= Records provided =
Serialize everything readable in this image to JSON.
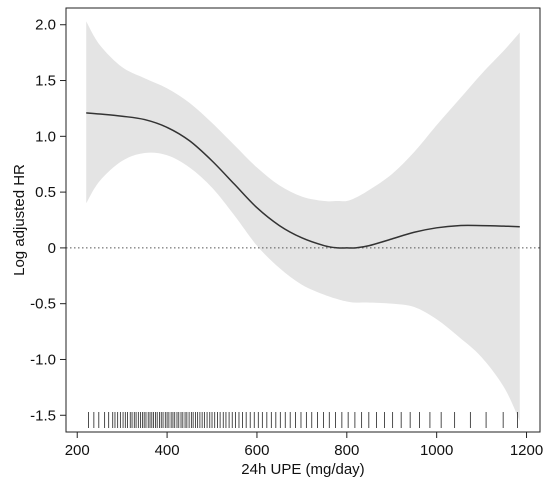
{
  "chart_data": {
    "type": "line",
    "title": "",
    "xlabel": "24h UPE (mg/day)",
    "ylabel": "Log adjusted HR",
    "xlim": [
      175,
      1230
    ],
    "ylim": [
      -1.65,
      2.15
    ],
    "x_ticks": [
      200,
      400,
      600,
      800,
      1000,
      1200
    ],
    "x_tick_labels": [
      "200",
      "400",
      "600",
      "800",
      "1000",
      "1200"
    ],
    "y_ticks": [
      2.0,
      1.5,
      1.0,
      0.5,
      0,
      -0.5,
      -1.0,
      -1.5
    ],
    "y_tick_labels": [
      "2.0",
      "1.5",
      "1.0",
      "0.5",
      "0",
      "-0.5",
      "-1.0",
      "-1.5"
    ],
    "grid": false,
    "reference_line": {
      "y": 0,
      "style": "dotted"
    },
    "series": [
      {
        "x": [
          220,
          250,
          300,
          350,
          400,
          450,
          500,
          550,
          600,
          650,
          700,
          750,
          780,
          800,
          820,
          850,
          900,
          950,
          1000,
          1050,
          1100,
          1150,
          1185
        ],
        "y": [
          1.21,
          1.2,
          1.18,
          1.15,
          1.08,
          0.96,
          0.78,
          0.57,
          0.36,
          0.2,
          0.09,
          0.02,
          0.0,
          0.0,
          0.0,
          0.02,
          0.08,
          0.14,
          0.18,
          0.2,
          0.2,
          0.195,
          0.19
        ],
        "lower": [
          0.4,
          0.6,
          0.78,
          0.85,
          0.83,
          0.72,
          0.54,
          0.29,
          0.02,
          -0.18,
          -0.33,
          -0.42,
          -0.46,
          -0.48,
          -0.49,
          -0.49,
          -0.5,
          -0.53,
          -0.64,
          -0.8,
          -0.98,
          -1.25,
          -1.55
        ],
        "upper": [
          2.03,
          1.82,
          1.62,
          1.52,
          1.43,
          1.3,
          1.12,
          0.92,
          0.72,
          0.56,
          0.46,
          0.42,
          0.42,
          0.42,
          0.45,
          0.52,
          0.66,
          0.86,
          1.1,
          1.33,
          1.56,
          1.77,
          1.93
        ]
      }
    ],
    "rug": [
      225,
      237,
      248,
      261,
      270,
      279,
      284,
      290,
      296,
      302,
      307,
      312,
      318,
      322,
      327,
      331,
      336,
      341,
      345,
      349,
      353,
      358,
      362,
      366,
      370,
      374,
      378,
      383,
      387,
      391,
      396,
      400,
      404,
      409,
      413,
      417,
      422,
      426,
      431,
      435,
      440,
      444,
      449,
      454,
      458,
      463,
      468,
      473,
      478,
      483,
      489,
      495,
      500,
      506,
      512,
      518,
      525,
      531,
      538,
      545,
      552,
      560,
      568,
      576,
      585,
      594,
      603,
      612,
      622,
      632,
      642,
      652,
      663,
      674,
      686,
      698,
      710,
      722,
      735,
      748,
      761,
      775,
      789,
      803,
      818,
      833,
      849,
      866,
      884,
      902,
      921,
      941,
      962,
      985,
      1010,
      1040,
      1075,
      1110,
      1148,
      1180
    ],
    "colors": {
      "line": "#333333",
      "band": "#e4e4e4",
      "axis": "#222222",
      "rug": "#222222"
    }
  }
}
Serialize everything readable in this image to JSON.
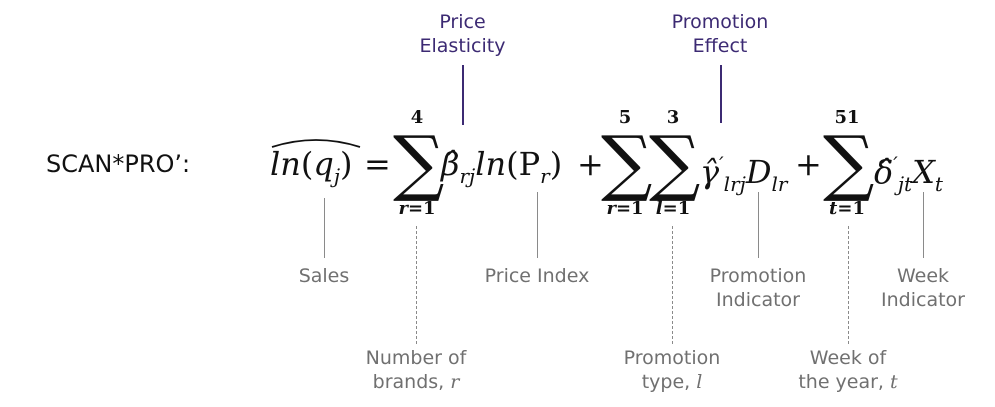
{
  "model_label": "SCAN*PRO’:",
  "equation": {
    "lhs_func": "ln",
    "lhs_var": "q",
    "lhs_sub": "j",
    "equals": "=",
    "sum1": {
      "upper": "4",
      "lower_var": "r",
      "lower_eq": "=1"
    },
    "beta": "β̂",
    "beta_sub": "rj",
    "ln_func": "ln",
    "price_var": "P",
    "price_sub": "r",
    "plus1": "+",
    "sum2": {
      "upper": "5",
      "lower_var": "r",
      "lower_eq": "=1"
    },
    "sum3": {
      "upper": "3",
      "lower_var": "l",
      "lower_eq": "=1"
    },
    "gamma": "γ̂",
    "gamma_sup": "′",
    "gamma_sub": "lrj",
    "dummy_var": "D",
    "dummy_sub": "lr",
    "plus2": "+",
    "sum4": {
      "upper": "51",
      "lower_var": "t",
      "lower_eq": "=1"
    },
    "delta": "δ̂",
    "delta_sup": "′",
    "delta_sub": "jt",
    "week_var": "X",
    "week_sub": "t"
  },
  "top_labels": {
    "price_elasticity": [
      "Price",
      "Elasticity"
    ],
    "promotion_effect": [
      "Promotion",
      "Effect"
    ]
  },
  "bottom_labels": {
    "sales": "Sales",
    "price_index": "Price Index",
    "promotion_indicator": [
      "Promotion",
      "Indicator"
    ],
    "week_indicator": [
      "Week",
      "Indicator"
    ],
    "number_of_brands": [
      "Number of",
      "brands,",
      "r"
    ],
    "promotion_type": [
      "Promotion",
      "type,",
      "l"
    ],
    "week_of_year": [
      "Week of",
      "the year,",
      "t"
    ]
  },
  "colors": {
    "purple": "#3c2a73",
    "gray": "#707070",
    "text": "#111111"
  }
}
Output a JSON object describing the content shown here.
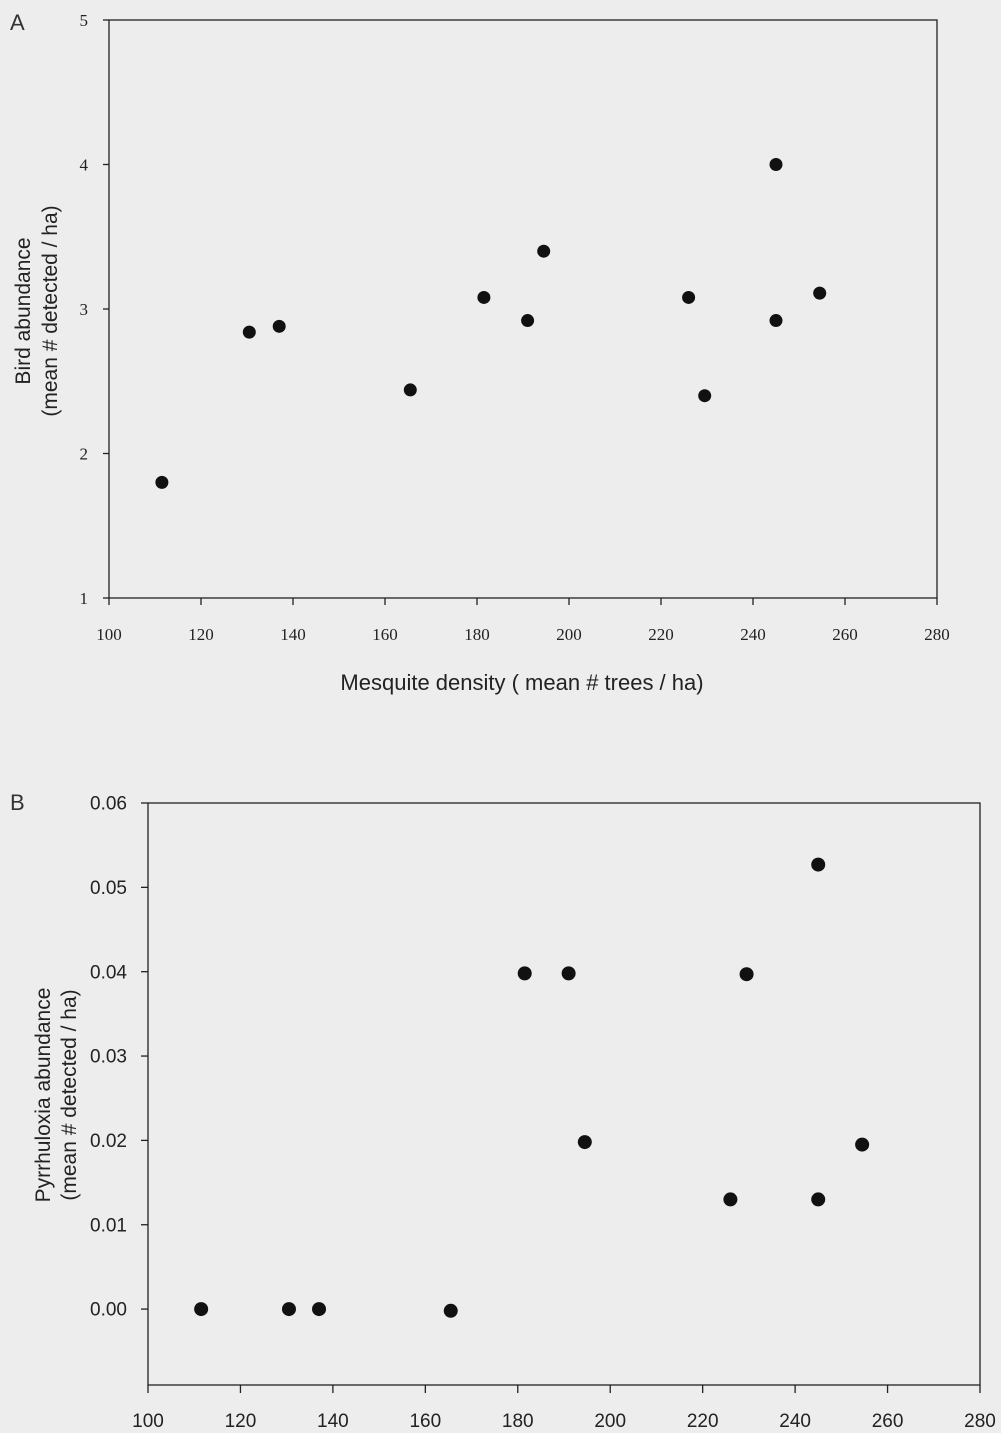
{
  "chart_data": [
    {
      "type": "scatter",
      "panel_label": "A",
      "xlabel": "Mesquite density ( mean # trees / ha)",
      "ylabel_line1": "Bird abundance",
      "ylabel_line2": "(mean # detected / ha)",
      "xlim": [
        100,
        280
      ],
      "ylim": [
        1,
        5
      ],
      "xticks": [
        "100",
        "120",
        "140",
        "160",
        "180",
        "200",
        "220",
        "240",
        "260",
        "280"
      ],
      "yticks": [
        "1",
        "2",
        "3",
        "4",
        "5"
      ],
      "points": [
        {
          "x": 111.5,
          "y": 1.8
        },
        {
          "x": 130.5,
          "y": 2.84
        },
        {
          "x": 137.0,
          "y": 2.88
        },
        {
          "x": 165.5,
          "y": 2.44
        },
        {
          "x": 181.5,
          "y": 3.08
        },
        {
          "x": 191.0,
          "y": 2.92
        },
        {
          "x": 194.5,
          "y": 3.4
        },
        {
          "x": 226.0,
          "y": 3.08
        },
        {
          "x": 229.5,
          "y": 2.4
        },
        {
          "x": 245.0,
          "y": 4.0
        },
        {
          "x": 245.0,
          "y": 2.92
        },
        {
          "x": 254.5,
          "y": 3.11
        }
      ]
    },
    {
      "type": "scatter",
      "panel_label": "B",
      "xlabel": "",
      "ylabel_line1": "Pyrrhuloxia abundance",
      "ylabel_line2": "(mean # detected / ha)",
      "xlim": [
        100,
        280
      ],
      "ylim": [
        -0.009,
        0.06
      ],
      "xticks": [
        "100",
        "120",
        "140",
        "160",
        "180",
        "200",
        "220",
        "240",
        "260",
        "280"
      ],
      "yticks": [
        "0.00",
        "0.01",
        "0.02",
        "0.03",
        "0.04",
        "0.05",
        "0.06"
      ],
      "points": [
        {
          "x": 111.5,
          "y": 0.0
        },
        {
          "x": 130.5,
          "y": 0.0
        },
        {
          "x": 137.0,
          "y": 0.0
        },
        {
          "x": 165.5,
          "y": -0.0002
        },
        {
          "x": 181.5,
          "y": 0.0398
        },
        {
          "x": 191.0,
          "y": 0.0398
        },
        {
          "x": 194.5,
          "y": 0.0198
        },
        {
          "x": 226.0,
          "y": 0.013
        },
        {
          "x": 229.5,
          "y": 0.0397
        },
        {
          "x": 245.0,
          "y": 0.0527
        },
        {
          "x": 245.0,
          "y": 0.013
        },
        {
          "x": 254.5,
          "y": 0.0195
        }
      ]
    }
  ]
}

= Problem description =
Leave the images out and output the remaining material exactly as it stands.

= Output =
Serialize everything readable in this image to JSON.
{
  "chart_data": {
    "type": "line",
    "title": "",
    "xlabel": "24h UPE (mg/day)",
    "ylabel": "Log adjusted HR",
    "xlim": [
      175,
      1230
    ],
    "ylim": [
      -1.65,
      2.15
    ],
    "x_ticks": [
      200,
      400,
      600,
      800,
      1000,
      1200
    ],
    "x_tick_labels": [
      "200",
      "400",
      "600",
      "800",
      "1000",
      "1200"
    ],
    "y_ticks": [
      2.0,
      1.5,
      1.0,
      0.5,
      0,
      -0.5,
      -1.0,
      -1.5
    ],
    "y_tick_labels": [
      "2.0",
      "1.5",
      "1.0",
      "0.5",
      "0",
      "-0.5",
      "-1.0",
      "-1.5"
    ],
    "grid": false,
    "reference_line": {
      "y": 0,
      "style": "dotted"
    },
    "series": [
      {
        "x": [
          220,
          250,
          300,
          350,
          400,
          450,
          500,
          550,
          600,
          650,
          700,
          750,
          780,
          800,
          820,
          850,
          900,
          950,
          1000,
          1050,
          1100,
          1150,
          1185
        ],
        "y": [
          1.21,
          1.2,
          1.18,
          1.15,
          1.08,
          0.96,
          0.78,
          0.57,
          0.36,
          0.2,
          0.09,
          0.02,
          0.0,
          0.0,
          0.0,
          0.02,
          0.08,
          0.14,
          0.18,
          0.2,
          0.2,
          0.195,
          0.19
        ],
        "lower": [
          0.4,
          0.6,
          0.78,
          0.85,
          0.83,
          0.72,
          0.54,
          0.29,
          0.02,
          -0.18,
          -0.33,
          -0.42,
          -0.46,
          -0.48,
          -0.49,
          -0.49,
          -0.5,
          -0.53,
          -0.64,
          -0.8,
          -0.98,
          -1.25,
          -1.55
        ],
        "upper": [
          2.03,
          1.82,
          1.62,
          1.52,
          1.43,
          1.3,
          1.12,
          0.92,
          0.72,
          0.56,
          0.46,
          0.42,
          0.42,
          0.42,
          0.45,
          0.52,
          0.66,
          0.86,
          1.1,
          1.33,
          1.56,
          1.77,
          1.93
        ]
      }
    ],
    "rug": [
      225,
      237,
      248,
      261,
      270,
      279,
      284,
      290,
      296,
      302,
      307,
      312,
      318,
      322,
      327,
      331,
      336,
      341,
      345,
      349,
      353,
      358,
      362,
      366,
      370,
      374,
      378,
      383,
      387,
      391,
      396,
      400,
      404,
      409,
      413,
      417,
      422,
      426,
      431,
      435,
      440,
      444,
      449,
      454,
      458,
      463,
      468,
      473,
      478,
      483,
      489,
      495,
      500,
      506,
      512,
      518,
      525,
      531,
      538,
      545,
      552,
      560,
      568,
      576,
      585,
      594,
      603,
      612,
      622,
      632,
      642,
      652,
      663,
      674,
      686,
      698,
      710,
      722,
      735,
      748,
      761,
      775,
      789,
      803,
      818,
      833,
      849,
      866,
      884,
      902,
      921,
      941,
      962,
      985,
      1010,
      1040,
      1075,
      1110,
      1148,
      1180
    ],
    "colors": {
      "line": "#333333",
      "band": "#e4e4e4",
      "axis": "#222222",
      "rug": "#222222"
    }
  }
}
Serialize everything readable in this image to JSON.
{
  "model_label": "SCAN*PRO’:",
  "equation": {
    "lhs_func": "ln",
    "lhs_var": "q",
    "lhs_sub": "j",
    "equals": "=",
    "sum1": {
      "upper": "4",
      "lower_var": "r",
      "lower_eq": "=1"
    },
    "beta": "β̂",
    "beta_sub": "rj",
    "ln_func": "ln",
    "price_var": "P",
    "price_sub": "r",
    "plus1": "+",
    "sum2": {
      "upper": "5",
      "lower_var": "r",
      "lower_eq": "=1"
    },
    "sum3": {
      "upper": "3",
      "lower_var": "l",
      "lower_eq": "=1"
    },
    "gamma": "γ̂",
    "gamma_sup": "′",
    "gamma_sub": "lrj",
    "dummy_var": "D",
    "dummy_sub": "lr",
    "plus2": "+",
    "sum4": {
      "upper": "51",
      "lower_var": "t",
      "lower_eq": "=1"
    },
    "delta": "δ̂",
    "delta_sup": "′",
    "delta_sub": "jt",
    "week_var": "X",
    "week_sub": "t"
  },
  "top_labels": {
    "price_elasticity": [
      "Price",
      "Elasticity"
    ],
    "promotion_effect": [
      "Promotion",
      "Effect"
    ]
  },
  "bottom_labels": {
    "sales": "Sales",
    "price_index": "Price Index",
    "promotion_indicator": [
      "Promotion",
      "Indicator"
    ],
    "week_indicator": [
      "Week",
      "Indicator"
    ],
    "number_of_brands": [
      "Number of",
      "brands,",
      "r"
    ],
    "promotion_type": [
      "Promotion",
      "type,",
      "l"
    ],
    "week_of_year": [
      "Week of",
      "the year,",
      "t"
    ]
  },
  "colors": {
    "purple": "#3c2a73",
    "gray": "#707070",
    "text": "#111111"
  }
}
Output a JSON object describing the content shown here.
{
  "chart_data": [
    {
      "type": "scatter",
      "panel_label": "A",
      "xlabel": "Mesquite density ( mean # trees / ha)",
      "ylabel_line1": "Bird abundance",
      "ylabel_line2": "(mean # detected / ha)",
      "xlim": [
        100,
        280
      ],
      "ylim": [
        1,
        5
      ],
      "xticks": [
        "100",
        "120",
        "140",
        "160",
        "180",
        "200",
        "220",
        "240",
        "260",
        "280"
      ],
      "yticks": [
        "1",
        "2",
        "3",
        "4",
        "5"
      ],
      "points": [
        {
          "x": 111.5,
          "y": 1.8
        },
        {
          "x": 130.5,
          "y": 2.84
        },
        {
          "x": 137.0,
          "y": 2.88
        },
        {
          "x": 165.5,
          "y": 2.44
        },
        {
          "x": 181.5,
          "y": 3.08
        },
        {
          "x": 191.0,
          "y": 2.92
        },
        {
          "x": 194.5,
          "y": 3.4
        },
        {
          "x": 226.0,
          "y": 3.08
        },
        {
          "x": 229.5,
          "y": 2.4
        },
        {
          "x": 245.0,
          "y": 4.0
        },
        {
          "x": 245.0,
          "y": 2.92
        },
        {
          "x": 254.5,
          "y": 3.11
        }
      ]
    },
    {
      "type": "scatter",
      "panel_label": "B",
      "xlabel": "",
      "ylabel_line1": "Pyrrhuloxia abundance",
      "ylabel_line2": "(mean # detected / ha)",
      "xlim": [
        100,
        280
      ],
      "ylim": [
        -0.009,
        0.06
      ],
      "xticks": [
        "100",
        "120",
        "140",
        "160",
        "180",
        "200",
        "220",
        "240",
        "260",
        "280"
      ],
      "yticks": [
        "0.00",
        "0.01",
        "0.02",
        "0.03",
        "0.04",
        "0.05",
        "0.06"
      ],
      "points": [
        {
          "x": 111.5,
          "y": 0.0
        },
        {
          "x": 130.5,
          "y": 0.0
        },
        {
          "x": 137.0,
          "y": 0.0
        },
        {
          "x": 165.5,
          "y": -0.0002
        },
        {
          "x": 181.5,
          "y": 0.0398
        },
        {
          "x": 191.0,
          "y": 0.0398
        },
        {
          "x": 194.5,
          "y": 0.0198
        },
        {
          "x": 226.0,
          "y": 0.013
        },
        {
          "x": 229.5,
          "y": 0.0397
        },
        {
          "x": 245.0,
          "y": 0.0527
        },
        {
          "x": 245.0,
          "y": 0.013
        },
        {
          "x": 254.5,
          "y": 0.0195
        }
      ]
    }
  ]
}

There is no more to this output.